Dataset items
········

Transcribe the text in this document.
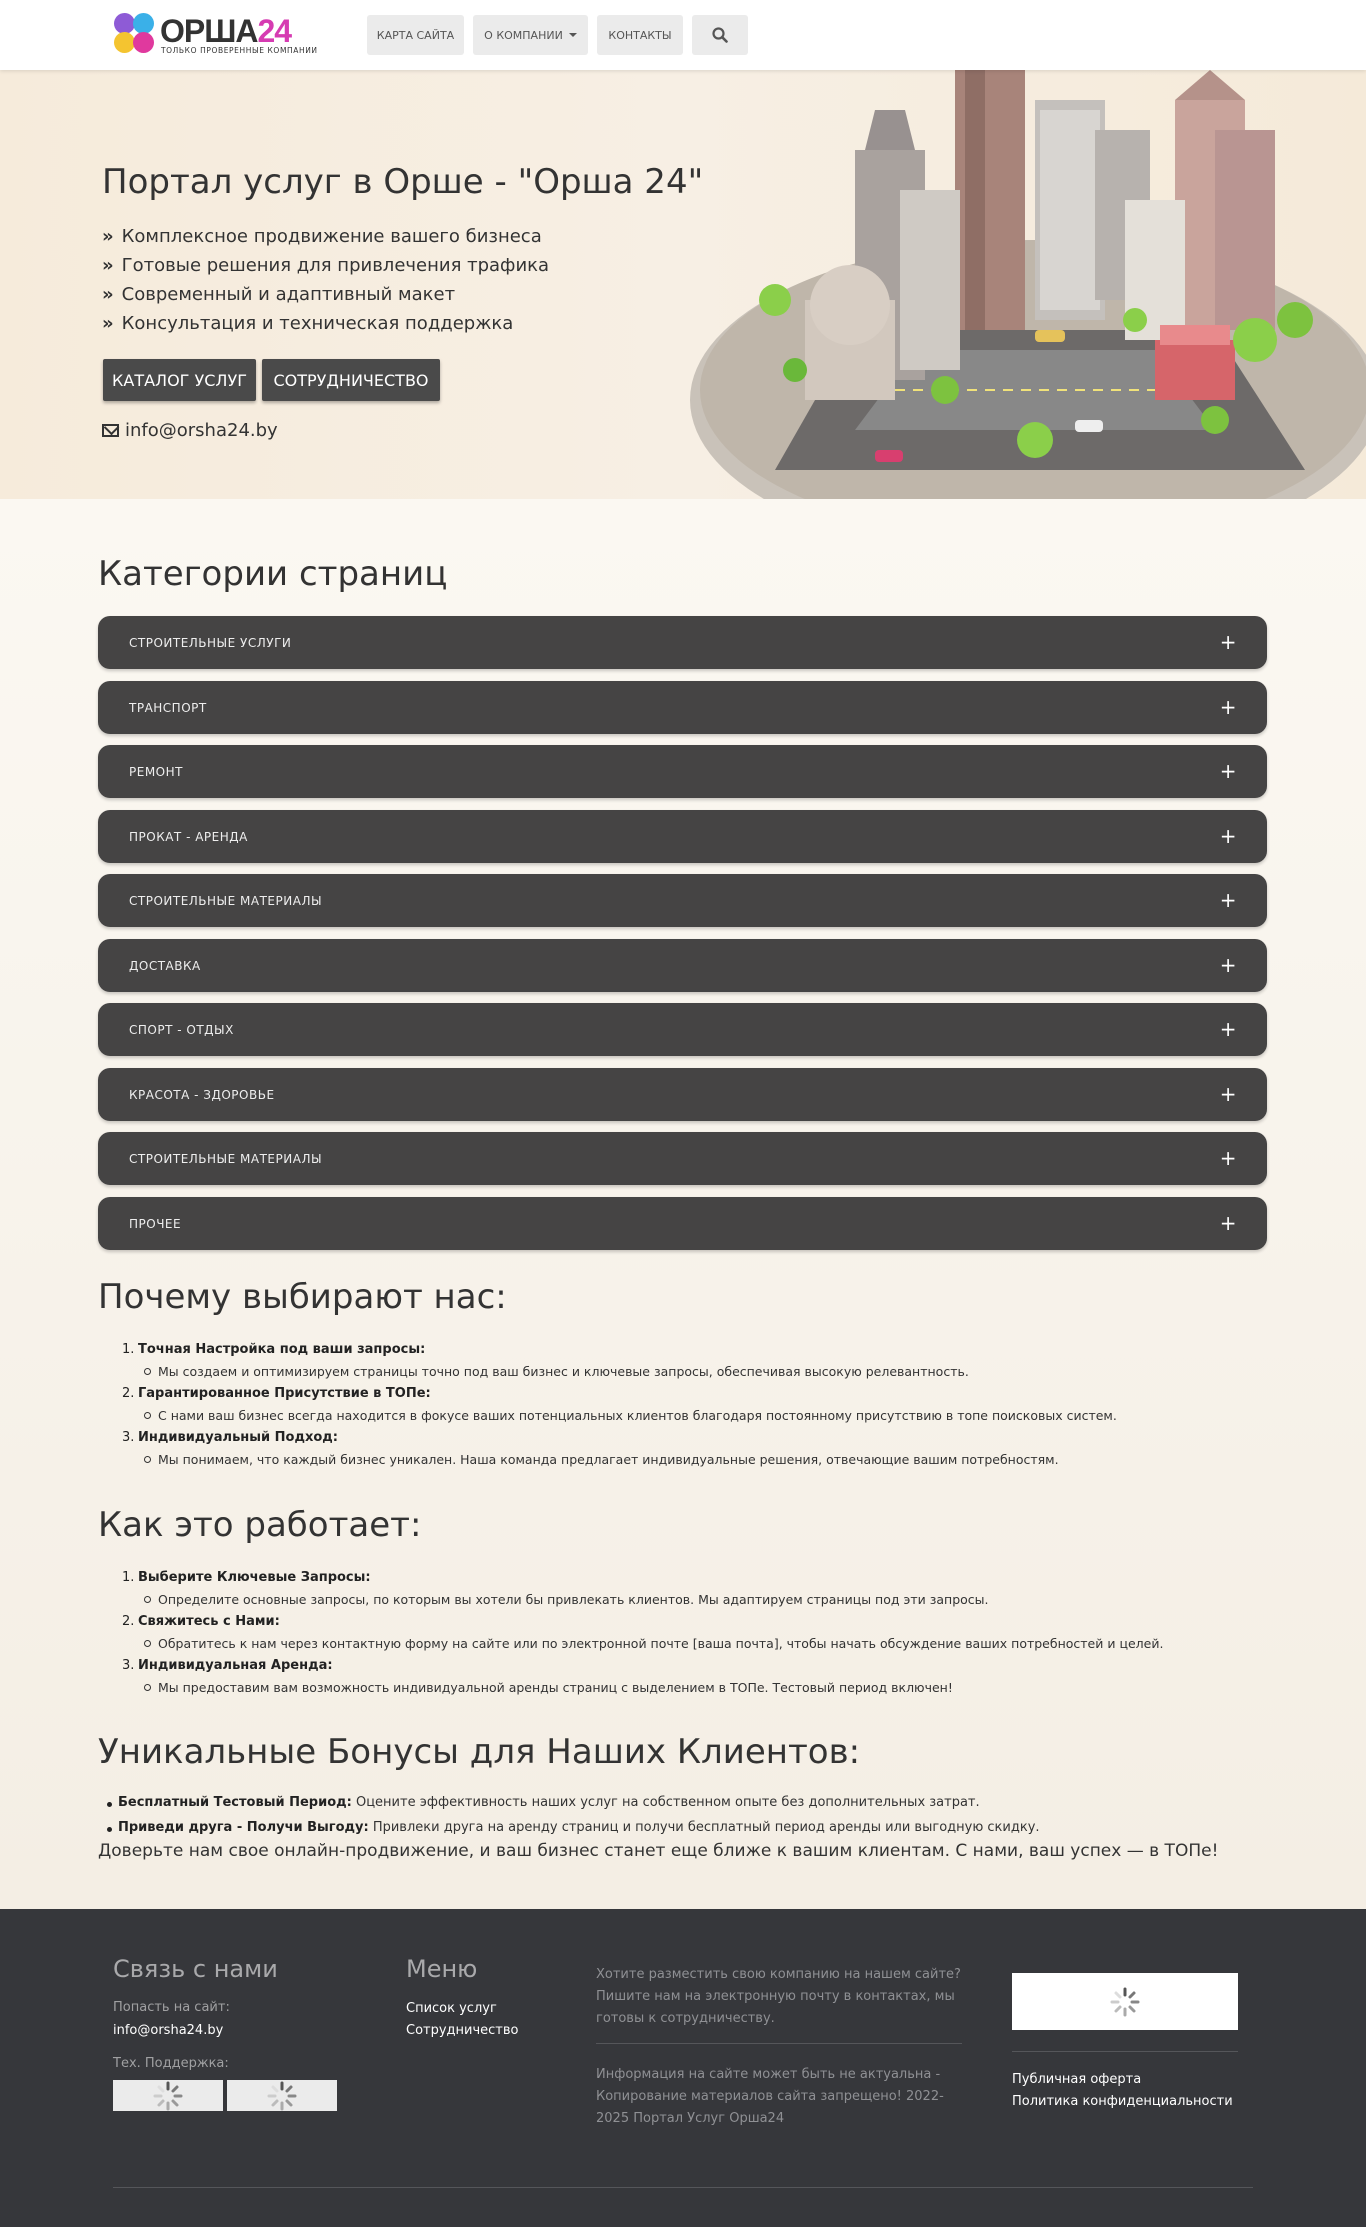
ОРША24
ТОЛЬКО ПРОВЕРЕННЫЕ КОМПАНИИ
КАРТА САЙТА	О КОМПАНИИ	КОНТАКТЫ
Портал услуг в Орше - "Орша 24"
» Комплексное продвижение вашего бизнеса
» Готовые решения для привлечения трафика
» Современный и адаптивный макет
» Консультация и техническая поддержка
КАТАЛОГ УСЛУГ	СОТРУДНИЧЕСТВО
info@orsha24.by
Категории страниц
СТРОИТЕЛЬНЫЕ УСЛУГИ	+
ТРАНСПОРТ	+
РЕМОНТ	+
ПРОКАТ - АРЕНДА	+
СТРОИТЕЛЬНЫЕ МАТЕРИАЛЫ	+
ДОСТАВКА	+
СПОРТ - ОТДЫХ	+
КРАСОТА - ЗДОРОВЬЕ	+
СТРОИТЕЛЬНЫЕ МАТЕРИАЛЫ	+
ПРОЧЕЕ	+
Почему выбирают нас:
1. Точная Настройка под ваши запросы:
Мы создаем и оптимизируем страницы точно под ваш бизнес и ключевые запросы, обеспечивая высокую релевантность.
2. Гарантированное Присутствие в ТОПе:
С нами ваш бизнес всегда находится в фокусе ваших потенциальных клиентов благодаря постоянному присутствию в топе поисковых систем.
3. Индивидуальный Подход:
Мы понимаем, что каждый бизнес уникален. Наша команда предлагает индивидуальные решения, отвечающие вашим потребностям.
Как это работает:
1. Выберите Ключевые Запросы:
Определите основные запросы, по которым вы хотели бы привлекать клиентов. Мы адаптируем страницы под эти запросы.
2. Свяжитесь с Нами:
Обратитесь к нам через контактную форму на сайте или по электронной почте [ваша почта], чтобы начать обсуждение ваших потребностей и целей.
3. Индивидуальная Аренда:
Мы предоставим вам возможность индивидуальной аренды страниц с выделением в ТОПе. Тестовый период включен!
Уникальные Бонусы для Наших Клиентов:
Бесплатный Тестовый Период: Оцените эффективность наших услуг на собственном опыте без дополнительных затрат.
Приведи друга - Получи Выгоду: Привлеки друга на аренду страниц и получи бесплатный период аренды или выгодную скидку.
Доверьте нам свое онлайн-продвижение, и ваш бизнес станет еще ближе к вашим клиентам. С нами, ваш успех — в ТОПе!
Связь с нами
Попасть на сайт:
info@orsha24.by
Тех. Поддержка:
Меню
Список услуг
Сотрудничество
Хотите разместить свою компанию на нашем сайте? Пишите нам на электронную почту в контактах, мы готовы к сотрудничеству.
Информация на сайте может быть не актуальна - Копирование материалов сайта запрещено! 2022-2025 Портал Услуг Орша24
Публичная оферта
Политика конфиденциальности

········

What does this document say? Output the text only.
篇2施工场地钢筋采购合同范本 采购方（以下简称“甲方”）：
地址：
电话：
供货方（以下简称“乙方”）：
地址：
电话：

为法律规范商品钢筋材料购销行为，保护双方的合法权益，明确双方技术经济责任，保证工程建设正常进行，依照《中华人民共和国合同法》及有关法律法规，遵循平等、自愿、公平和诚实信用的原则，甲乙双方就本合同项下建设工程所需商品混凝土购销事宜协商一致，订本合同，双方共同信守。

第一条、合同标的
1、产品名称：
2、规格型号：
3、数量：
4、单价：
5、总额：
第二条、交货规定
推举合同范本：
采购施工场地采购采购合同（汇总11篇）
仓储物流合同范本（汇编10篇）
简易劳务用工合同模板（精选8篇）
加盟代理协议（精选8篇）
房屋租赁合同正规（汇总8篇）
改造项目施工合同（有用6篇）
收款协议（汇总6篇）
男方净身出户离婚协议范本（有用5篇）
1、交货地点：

········

**Aim of the exercise**
Locate all lines holding the word "以下简称", then copy them out.

**Answer to this exercise**
篇2施工场地钢筋采购合同范本 采购方（以下简称“甲方”）：
供货方（以下简称“乙方”）：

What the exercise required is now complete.